## Dataset records:
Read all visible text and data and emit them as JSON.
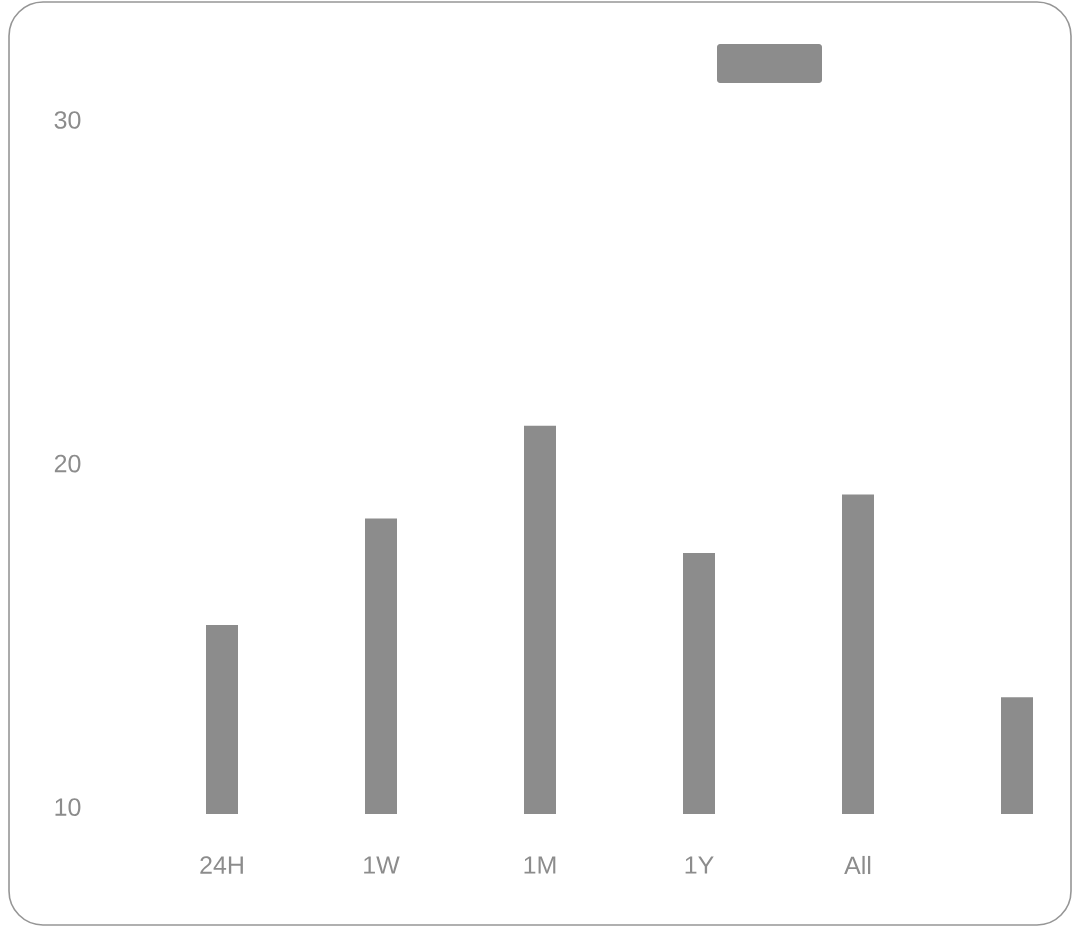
{
  "chart_data": {
    "type": "bar",
    "categories": [
      "24H",
      "1W",
      "1M",
      "1Y",
      "All",
      null
    ],
    "values": [
      15.3,
      18.4,
      21.1,
      17.4,
      19.1,
      13.2
    ],
    "color": "#8c8c8c",
    "ylim": [
      9.8,
      30
    ],
    "yticks": [
      10,
      20,
      30
    ]
  }
}
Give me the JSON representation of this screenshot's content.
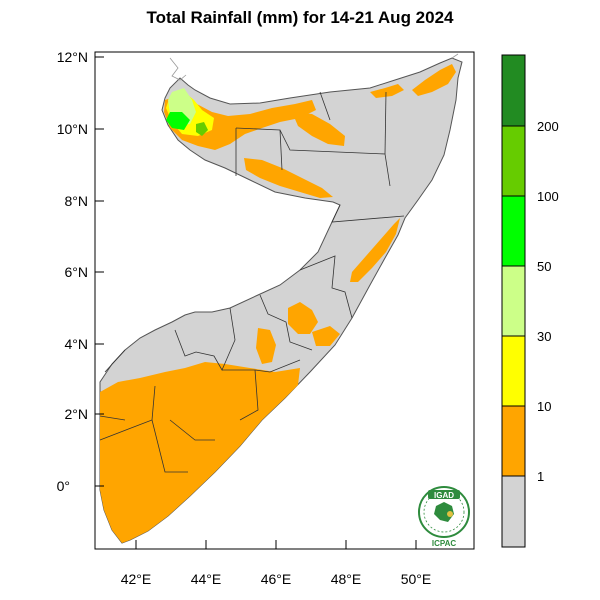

## What to produce:
Write out all the entries word for word, but skip any images.

## Answer to the exercise:
Read all visible text and data and emit them as JSON.
{
  "chart_data": {
    "type": "bar",
    "categories": [
      "24H",
      "1W",
      "1M",
      "1Y",
      "All",
      null
    ],
    "values": [
      15.3,
      18.4,
      21.1,
      17.4,
      19.1,
      13.2
    ],
    "color": "#8c8c8c",
    "ylim": [
      9.8,
      30
    ],
    "yticks": [
      10,
      20,
      30
    ]
  }
}
Give me the JSON representation of this screenshot's content.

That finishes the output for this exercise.